* **Work to do**
The entries need to be copied exactly.

━━ The input

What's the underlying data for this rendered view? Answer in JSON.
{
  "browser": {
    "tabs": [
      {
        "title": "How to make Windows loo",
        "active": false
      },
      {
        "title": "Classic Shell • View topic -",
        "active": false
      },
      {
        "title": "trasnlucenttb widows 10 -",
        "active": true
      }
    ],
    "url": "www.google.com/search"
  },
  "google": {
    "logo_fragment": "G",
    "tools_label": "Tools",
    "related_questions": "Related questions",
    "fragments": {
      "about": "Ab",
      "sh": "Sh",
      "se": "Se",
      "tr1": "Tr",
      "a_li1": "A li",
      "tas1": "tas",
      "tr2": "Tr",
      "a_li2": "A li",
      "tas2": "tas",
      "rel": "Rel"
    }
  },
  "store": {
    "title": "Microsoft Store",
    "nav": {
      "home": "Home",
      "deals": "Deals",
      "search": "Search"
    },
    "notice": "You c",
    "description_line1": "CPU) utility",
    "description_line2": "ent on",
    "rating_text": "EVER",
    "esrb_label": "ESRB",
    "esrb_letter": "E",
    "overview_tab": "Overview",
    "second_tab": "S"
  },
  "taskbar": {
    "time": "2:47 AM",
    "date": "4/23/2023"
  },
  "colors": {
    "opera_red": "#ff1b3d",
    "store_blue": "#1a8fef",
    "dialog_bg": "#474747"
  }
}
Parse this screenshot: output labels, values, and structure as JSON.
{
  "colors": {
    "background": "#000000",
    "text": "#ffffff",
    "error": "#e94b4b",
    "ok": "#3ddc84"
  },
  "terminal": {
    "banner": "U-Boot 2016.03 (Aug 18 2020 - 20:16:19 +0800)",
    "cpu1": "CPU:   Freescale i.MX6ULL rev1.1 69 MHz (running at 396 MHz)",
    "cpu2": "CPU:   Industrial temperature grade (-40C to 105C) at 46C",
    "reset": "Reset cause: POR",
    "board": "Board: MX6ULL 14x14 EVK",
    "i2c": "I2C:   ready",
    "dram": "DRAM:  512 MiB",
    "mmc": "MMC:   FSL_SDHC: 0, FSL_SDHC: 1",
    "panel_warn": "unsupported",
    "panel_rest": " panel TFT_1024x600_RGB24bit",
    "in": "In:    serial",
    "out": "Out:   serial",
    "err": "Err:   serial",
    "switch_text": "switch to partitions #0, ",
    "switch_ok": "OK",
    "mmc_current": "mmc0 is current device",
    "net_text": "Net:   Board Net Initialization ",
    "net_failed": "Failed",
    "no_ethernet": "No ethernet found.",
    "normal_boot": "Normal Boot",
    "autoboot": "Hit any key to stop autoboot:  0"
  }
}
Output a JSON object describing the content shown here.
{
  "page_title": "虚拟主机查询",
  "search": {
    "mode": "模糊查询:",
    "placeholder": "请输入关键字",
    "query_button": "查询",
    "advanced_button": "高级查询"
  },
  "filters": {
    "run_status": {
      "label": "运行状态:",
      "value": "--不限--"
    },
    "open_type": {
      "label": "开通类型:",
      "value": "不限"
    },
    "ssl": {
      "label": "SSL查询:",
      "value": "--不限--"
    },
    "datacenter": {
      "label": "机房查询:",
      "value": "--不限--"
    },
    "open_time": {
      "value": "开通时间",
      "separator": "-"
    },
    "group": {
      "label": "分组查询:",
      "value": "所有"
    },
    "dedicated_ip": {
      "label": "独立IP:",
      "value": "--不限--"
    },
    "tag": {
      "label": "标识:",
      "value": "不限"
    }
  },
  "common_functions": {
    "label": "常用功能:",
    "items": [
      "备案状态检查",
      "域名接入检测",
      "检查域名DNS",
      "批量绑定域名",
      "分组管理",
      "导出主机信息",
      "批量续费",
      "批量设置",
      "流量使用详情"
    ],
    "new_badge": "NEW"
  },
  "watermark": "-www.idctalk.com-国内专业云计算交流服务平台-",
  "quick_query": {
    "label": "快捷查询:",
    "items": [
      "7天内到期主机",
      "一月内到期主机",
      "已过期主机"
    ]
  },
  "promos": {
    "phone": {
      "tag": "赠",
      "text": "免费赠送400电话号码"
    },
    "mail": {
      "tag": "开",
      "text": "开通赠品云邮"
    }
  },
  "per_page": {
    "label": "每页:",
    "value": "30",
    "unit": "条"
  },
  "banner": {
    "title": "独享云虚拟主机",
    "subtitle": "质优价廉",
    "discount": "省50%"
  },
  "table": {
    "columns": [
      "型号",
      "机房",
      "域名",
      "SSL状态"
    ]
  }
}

━━━━

* **Solution for this task**
What's the underlying data for this rendered view? Answer in JSON.
{
  "browser": {
    "tabs": [
      {
        "title": "How to make Windows loo",
        "active": false
      },
      {
        "title": "Classic Shell • View topic -",
        "active": false
      },
      {
        "title": "trasnlucenttb widows 10 -",
        "active": true
      }
    ],
    "url": "www.google.com/search"
  },
  "google": {
    "logo_fragment": "G",
    "tools_label": "Tools",
    "related_questions": "Related questions",
    "fragments": {
      "about": "Ab",
      "sh": "Sh",
      "se": "Se",
      "tr1": "Tr",
      "a_li1": "A li",
      "tas1": "tas",
      "tr2": "Tr",
      "a_li2": "A li",
      "tas2": "tas",
      "rel": "Rel"
    }
  },
  "store": {
    "title": "Microsoft Store",
    "nav": {
      "home": "Home",
      "deals": "Deals",
      "search": "Search"
    },
    "notice": "You c",
    "description_line1": "CPU) utility",
    "description_line2": "ent on",
    "rating_text": "EVER",
    "esrb_label": "ESRB",
    "esrb_letter": "E",
    "overview_tab": "Overview",
    "second_tab": "S"
  },
  "taskbar": {
    "time": "2:47 AM",
    "date": "4/23/2023"
  },
  "colors": {
    "opera_red": "#ff1b3d",
    "store_blue": "#1a8fef",
    "dialog_bg": "#474747"
  }
}
Parse this screenshot: output labels, values, and structure as JSON.
{
  "colors": {
    "background": "#000000",
    "text": "#ffffff",
    "error": "#e94b4b",
    "ok": "#3ddc84"
  },
  "terminal": {
    "banner": "U-Boot 2016.03 (Aug 18 2020 - 20:16:19 +0800)",
    "cpu1": "CPU:   Freescale i.MX6ULL rev1.1 69 MHz (running at 396 MHz)",
    "cpu2": "CPU:   Industrial temperature grade (-40C to 105C) at 46C",
    "reset": "Reset cause: POR",
    "board": "Board: MX6ULL 14x14 EVK",
    "i2c": "I2C:   ready",
    "dram": "DRAM:  512 MiB",
    "mmc": "MMC:   FSL_SDHC: 0, FSL_SDHC: 1",
    "panel_warn": "unsupported",
    "panel_rest": " panel TFT_1024x600_RGB24bit",
    "in": "In:    serial",
    "out": "Out:   serial",
    "err": "Err:   serial",
    "switch_text": "switch to partitions #0, ",
    "switch_ok": "OK",
    "mmc_current": "mmc0 is current device",
    "net_text": "Net:   Board Net Initialization ",
    "net_failed": "Failed",
    "no_ethernet": "No ethernet found.",
    "normal_boot": "Normal Boot",
    "autoboot": "Hit any key to stop autoboot:  0"
  }
}
Output a JSON object describing the content shown here.
{
  "page_title": "虚拟主机查询",
  "search": {
    "mode": "模糊查询:",
    "placeholder": "请输入关键字",
    "query_button": "查询",
    "advanced_button": "高级查询"
  },
  "filters": {
    "run_status": {
      "label": "运行状态:",
      "value": "--不限--"
    },
    "open_type": {
      "label": "开通类型:",
      "value": "不限"
    },
    "ssl": {
      "label": "SSL查询:",
      "value": "--不限--"
    },
    "datacenter": {
      "label": "机房查询:",
      "value": "--不限--"
    },
    "open_time": {
      "value": "开通时间",
      "separator": "-"
    },
    "group": {
      "label": "分组查询:",
      "value": "所有"
    },
    "dedicated_ip": {
      "label": "独立IP:",
      "value": "--不限--"
    },
    "tag": {
      "label": "标识:",
      "value": "不限"
    }
  },
  "common_functions": {
    "label": "常用功能:",
    "items": [
      "备案状态检查",
      "域名接入检测",
      "检查域名DNS",
      "批量绑定域名",
      "分组管理",
      "导出主机信息",
      "批量续费",
      "批量设置",
      "流量使用详情"
    ],
    "new_badge": "NEW"
  },
  "watermark": "-www.idctalk.com-国内专业云计算交流服务平台-",
  "quick_query": {
    "label": "快捷查询:",
    "items": [
      "7天内到期主机",
      "一月内到期主机",
      "已过期主机"
    ]
  },
  "promos": {
    "phone": {
      "tag": "赠",
      "text": "免费赠送400电话号码"
    },
    "mail": {
      "tag": "开",
      "text": "开通赠品云邮"
    }
  },
  "per_page": {
    "label": "每页:",
    "value": "30",
    "unit": "条"
  },
  "banner": {
    "title": "独享云虚拟主机",
    "subtitle": "质优价廉",
    "discount": "省50%"
  },
  "table": {
    "columns": [
      "型号",
      "机房",
      "域名",
      "SSL状态"
    ]
  }
}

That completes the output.